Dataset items
-----

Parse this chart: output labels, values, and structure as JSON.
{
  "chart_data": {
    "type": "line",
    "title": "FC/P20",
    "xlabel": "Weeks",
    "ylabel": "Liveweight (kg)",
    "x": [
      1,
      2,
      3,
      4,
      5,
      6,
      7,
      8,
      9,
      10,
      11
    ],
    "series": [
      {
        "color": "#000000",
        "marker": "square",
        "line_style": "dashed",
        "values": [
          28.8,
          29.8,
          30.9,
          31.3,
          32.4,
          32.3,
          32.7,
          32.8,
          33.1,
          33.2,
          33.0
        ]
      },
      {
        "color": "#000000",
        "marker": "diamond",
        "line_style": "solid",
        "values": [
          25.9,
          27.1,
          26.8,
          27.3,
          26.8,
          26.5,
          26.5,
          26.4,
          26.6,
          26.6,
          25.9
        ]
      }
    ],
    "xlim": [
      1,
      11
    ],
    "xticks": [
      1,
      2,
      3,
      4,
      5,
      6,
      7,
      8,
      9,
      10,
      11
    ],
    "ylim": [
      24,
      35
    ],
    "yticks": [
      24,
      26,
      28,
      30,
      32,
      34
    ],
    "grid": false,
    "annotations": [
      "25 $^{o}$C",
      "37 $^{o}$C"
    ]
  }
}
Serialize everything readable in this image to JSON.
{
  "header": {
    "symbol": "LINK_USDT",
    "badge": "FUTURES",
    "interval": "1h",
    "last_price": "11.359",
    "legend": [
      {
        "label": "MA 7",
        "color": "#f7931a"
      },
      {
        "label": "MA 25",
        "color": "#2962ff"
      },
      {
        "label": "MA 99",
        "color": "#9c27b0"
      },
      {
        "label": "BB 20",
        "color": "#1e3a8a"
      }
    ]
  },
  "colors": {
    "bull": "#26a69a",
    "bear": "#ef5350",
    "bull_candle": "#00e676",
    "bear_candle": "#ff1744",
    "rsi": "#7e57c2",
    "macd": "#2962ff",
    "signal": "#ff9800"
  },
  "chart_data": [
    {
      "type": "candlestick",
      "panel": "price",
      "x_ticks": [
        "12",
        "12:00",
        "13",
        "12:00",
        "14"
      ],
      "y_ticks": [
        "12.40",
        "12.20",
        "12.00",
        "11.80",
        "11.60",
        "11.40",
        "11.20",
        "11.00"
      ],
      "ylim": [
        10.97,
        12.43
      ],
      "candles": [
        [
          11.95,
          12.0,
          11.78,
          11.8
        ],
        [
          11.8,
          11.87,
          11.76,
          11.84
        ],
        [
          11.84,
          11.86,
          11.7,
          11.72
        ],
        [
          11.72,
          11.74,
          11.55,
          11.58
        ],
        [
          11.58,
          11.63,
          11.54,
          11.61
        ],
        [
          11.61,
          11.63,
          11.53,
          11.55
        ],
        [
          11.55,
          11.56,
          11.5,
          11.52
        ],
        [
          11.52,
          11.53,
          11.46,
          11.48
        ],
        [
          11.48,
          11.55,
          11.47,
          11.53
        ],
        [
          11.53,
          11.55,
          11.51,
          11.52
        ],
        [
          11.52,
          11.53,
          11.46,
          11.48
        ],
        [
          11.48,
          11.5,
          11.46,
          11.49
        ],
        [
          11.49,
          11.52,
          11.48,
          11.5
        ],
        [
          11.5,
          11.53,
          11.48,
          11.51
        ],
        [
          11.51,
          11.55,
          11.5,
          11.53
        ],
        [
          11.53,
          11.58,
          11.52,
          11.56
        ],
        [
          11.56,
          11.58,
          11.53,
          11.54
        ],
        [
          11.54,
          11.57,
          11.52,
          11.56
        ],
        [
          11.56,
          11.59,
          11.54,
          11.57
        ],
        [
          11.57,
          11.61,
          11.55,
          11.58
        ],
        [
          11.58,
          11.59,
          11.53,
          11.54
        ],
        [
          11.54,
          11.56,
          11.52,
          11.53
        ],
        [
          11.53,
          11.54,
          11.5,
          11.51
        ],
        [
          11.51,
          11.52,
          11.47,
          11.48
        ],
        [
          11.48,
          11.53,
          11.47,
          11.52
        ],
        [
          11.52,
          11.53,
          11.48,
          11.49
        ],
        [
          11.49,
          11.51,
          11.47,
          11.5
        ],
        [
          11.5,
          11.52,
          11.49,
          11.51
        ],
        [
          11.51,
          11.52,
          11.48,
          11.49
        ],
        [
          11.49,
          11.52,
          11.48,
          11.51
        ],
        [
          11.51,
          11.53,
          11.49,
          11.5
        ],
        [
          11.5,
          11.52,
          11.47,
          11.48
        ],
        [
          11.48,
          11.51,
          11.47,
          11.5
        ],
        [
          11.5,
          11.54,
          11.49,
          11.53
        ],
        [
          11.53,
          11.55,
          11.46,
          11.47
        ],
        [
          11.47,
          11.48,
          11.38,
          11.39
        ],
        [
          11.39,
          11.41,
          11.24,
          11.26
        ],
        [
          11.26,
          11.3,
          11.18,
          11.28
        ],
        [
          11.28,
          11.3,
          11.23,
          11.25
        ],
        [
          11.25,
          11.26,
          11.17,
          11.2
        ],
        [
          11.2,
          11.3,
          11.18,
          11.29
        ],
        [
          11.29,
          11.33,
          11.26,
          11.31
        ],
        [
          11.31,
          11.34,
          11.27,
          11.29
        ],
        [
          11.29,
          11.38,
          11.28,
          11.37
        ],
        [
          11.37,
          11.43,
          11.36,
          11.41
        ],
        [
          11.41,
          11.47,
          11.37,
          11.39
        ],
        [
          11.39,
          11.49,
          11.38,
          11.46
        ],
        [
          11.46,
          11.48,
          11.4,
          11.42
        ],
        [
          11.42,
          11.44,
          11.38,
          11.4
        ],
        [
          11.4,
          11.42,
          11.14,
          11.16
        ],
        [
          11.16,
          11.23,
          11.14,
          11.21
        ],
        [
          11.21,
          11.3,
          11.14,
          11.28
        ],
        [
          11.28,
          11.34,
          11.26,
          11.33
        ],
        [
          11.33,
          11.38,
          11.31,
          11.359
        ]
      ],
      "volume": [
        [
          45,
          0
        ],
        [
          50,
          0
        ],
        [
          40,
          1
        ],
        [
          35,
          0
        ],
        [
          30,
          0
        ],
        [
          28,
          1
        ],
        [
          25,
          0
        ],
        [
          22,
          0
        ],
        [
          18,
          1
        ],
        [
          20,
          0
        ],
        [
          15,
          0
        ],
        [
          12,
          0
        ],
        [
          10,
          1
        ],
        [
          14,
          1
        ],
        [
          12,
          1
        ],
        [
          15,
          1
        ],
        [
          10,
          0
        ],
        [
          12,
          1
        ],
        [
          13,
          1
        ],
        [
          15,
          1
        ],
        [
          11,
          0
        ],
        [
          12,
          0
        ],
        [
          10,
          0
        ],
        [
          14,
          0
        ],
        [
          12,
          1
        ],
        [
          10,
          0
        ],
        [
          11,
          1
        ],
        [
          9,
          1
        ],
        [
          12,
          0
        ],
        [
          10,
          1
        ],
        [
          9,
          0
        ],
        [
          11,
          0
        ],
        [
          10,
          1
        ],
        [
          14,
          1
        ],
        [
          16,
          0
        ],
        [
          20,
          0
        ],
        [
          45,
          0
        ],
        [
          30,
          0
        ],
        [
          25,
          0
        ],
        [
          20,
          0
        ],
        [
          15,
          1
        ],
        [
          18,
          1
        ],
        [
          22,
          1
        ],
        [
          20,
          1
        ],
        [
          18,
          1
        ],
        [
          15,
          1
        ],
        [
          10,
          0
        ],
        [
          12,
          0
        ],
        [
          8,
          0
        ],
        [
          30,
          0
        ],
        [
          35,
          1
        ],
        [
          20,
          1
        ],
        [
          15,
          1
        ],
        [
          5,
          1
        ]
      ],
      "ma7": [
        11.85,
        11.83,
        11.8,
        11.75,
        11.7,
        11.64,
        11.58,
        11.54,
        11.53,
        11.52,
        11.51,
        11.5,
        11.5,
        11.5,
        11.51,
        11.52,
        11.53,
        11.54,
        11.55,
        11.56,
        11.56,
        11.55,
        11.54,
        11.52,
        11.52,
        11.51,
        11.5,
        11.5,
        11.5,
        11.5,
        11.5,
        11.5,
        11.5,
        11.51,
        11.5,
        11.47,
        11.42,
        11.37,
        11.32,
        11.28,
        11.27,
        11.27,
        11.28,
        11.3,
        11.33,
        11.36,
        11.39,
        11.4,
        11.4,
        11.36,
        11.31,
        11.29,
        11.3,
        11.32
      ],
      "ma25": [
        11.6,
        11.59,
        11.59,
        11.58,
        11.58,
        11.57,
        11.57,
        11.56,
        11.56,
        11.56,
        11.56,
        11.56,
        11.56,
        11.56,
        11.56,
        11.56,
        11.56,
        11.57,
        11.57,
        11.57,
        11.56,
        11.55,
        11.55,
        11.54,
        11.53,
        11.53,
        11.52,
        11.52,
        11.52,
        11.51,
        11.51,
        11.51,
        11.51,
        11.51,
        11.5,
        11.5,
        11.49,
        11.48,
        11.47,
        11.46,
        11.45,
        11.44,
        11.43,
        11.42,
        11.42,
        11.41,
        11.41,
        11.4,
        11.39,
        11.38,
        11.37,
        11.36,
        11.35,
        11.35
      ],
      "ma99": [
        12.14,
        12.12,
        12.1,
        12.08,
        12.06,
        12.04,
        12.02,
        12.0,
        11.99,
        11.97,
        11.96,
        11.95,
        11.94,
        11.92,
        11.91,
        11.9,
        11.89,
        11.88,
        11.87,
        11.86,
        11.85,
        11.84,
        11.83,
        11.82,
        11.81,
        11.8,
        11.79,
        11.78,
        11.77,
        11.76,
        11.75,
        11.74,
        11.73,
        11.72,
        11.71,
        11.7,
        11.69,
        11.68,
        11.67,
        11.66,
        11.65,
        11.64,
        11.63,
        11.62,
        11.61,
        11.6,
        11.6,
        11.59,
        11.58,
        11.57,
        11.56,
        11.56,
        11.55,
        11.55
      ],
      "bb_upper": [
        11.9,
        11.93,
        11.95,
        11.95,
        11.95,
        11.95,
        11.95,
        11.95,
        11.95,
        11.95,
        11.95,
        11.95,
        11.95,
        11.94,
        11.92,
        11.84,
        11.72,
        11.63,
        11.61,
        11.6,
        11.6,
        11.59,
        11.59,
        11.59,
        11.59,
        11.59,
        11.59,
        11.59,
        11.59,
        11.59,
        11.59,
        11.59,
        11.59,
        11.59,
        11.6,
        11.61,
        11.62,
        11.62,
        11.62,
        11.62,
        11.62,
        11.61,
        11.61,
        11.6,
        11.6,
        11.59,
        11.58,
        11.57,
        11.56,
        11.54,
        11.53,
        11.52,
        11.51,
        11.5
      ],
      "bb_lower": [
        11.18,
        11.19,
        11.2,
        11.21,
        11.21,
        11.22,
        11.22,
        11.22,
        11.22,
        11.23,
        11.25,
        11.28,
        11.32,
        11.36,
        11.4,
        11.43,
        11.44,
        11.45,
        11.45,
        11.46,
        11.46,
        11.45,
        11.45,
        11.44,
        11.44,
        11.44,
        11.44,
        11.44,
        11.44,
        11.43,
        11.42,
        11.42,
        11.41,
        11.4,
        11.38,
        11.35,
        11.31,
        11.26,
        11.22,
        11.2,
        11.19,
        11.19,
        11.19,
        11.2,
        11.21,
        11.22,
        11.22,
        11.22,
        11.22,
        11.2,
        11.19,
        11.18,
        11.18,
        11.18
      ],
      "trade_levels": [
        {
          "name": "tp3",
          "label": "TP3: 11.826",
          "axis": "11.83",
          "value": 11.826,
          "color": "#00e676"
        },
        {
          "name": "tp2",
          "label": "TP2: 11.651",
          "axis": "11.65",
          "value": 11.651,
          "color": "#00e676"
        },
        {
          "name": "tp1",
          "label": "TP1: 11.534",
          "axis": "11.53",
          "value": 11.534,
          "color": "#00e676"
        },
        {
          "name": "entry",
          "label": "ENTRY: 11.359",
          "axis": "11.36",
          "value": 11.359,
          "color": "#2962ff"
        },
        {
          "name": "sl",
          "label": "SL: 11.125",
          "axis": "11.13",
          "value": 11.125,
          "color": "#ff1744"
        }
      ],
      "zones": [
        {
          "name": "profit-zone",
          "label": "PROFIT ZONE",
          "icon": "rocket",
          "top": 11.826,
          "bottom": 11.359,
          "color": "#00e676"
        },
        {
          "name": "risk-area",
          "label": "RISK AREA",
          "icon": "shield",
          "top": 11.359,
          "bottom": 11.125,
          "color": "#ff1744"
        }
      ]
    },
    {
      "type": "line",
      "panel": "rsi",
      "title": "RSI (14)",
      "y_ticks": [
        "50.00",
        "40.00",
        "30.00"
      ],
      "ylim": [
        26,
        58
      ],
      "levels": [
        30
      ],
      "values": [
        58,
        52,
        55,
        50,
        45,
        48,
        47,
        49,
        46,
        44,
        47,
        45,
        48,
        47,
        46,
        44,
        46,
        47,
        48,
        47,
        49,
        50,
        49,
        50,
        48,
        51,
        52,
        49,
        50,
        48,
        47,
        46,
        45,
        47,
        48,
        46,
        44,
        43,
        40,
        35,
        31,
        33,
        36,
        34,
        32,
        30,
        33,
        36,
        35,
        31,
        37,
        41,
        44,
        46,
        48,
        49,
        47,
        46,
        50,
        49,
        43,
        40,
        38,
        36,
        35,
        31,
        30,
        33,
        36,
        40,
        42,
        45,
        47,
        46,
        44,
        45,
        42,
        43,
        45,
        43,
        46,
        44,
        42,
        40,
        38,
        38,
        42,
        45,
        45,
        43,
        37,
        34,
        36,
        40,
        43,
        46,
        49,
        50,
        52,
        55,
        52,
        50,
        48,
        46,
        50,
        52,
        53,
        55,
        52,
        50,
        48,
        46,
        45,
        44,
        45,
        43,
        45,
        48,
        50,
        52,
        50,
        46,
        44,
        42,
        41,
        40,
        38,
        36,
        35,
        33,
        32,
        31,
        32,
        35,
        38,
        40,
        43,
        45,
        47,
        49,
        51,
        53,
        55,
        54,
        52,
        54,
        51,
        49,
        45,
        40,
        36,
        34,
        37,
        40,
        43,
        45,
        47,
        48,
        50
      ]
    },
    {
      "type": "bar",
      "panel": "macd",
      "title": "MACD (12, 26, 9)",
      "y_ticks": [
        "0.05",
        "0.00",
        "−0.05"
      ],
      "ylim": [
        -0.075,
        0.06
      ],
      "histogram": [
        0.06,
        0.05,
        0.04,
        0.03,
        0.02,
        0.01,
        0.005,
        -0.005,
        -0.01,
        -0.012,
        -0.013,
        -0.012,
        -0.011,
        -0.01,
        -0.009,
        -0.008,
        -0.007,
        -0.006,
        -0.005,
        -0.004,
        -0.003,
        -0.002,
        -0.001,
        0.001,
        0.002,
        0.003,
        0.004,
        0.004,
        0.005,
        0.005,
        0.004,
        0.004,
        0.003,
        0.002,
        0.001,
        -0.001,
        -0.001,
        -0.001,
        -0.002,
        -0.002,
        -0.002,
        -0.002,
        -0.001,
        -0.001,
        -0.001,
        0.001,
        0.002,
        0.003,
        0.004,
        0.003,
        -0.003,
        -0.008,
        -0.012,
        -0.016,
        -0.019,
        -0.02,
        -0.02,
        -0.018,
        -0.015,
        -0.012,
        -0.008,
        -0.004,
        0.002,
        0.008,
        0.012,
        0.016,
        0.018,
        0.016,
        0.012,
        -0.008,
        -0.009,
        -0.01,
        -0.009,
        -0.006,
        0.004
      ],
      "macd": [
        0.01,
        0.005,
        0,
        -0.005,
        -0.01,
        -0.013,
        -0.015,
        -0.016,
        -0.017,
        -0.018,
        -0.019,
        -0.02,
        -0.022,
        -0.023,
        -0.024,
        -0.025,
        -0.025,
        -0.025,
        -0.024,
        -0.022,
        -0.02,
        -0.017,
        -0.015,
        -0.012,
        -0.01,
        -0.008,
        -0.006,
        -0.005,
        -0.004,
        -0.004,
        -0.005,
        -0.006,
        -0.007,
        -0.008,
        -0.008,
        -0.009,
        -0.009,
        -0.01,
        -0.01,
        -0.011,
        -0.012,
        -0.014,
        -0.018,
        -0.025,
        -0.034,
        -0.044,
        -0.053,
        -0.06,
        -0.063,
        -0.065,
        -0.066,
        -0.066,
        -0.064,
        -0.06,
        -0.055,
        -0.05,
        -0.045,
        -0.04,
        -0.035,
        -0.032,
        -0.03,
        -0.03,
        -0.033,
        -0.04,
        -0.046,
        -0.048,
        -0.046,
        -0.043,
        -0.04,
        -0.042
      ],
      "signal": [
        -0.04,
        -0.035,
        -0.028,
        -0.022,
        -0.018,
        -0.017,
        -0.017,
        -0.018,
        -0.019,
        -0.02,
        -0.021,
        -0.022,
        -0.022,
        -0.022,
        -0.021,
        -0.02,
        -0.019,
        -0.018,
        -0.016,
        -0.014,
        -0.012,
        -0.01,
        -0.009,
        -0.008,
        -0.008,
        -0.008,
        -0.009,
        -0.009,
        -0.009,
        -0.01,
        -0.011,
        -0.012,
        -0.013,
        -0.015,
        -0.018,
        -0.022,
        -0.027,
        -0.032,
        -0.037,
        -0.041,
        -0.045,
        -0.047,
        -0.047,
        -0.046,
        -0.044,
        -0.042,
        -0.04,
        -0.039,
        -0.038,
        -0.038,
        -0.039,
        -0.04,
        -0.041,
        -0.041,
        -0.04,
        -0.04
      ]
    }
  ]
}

-----

Required work: Using the data above, copy each line that contains "name".

Response to this task:
          "name": "tp3",
          "name": "tp2",
          "name": "tp1",
          "name": "entry",
          "name": "sl",
          "name": "profit-zone",
          "name": "risk-area",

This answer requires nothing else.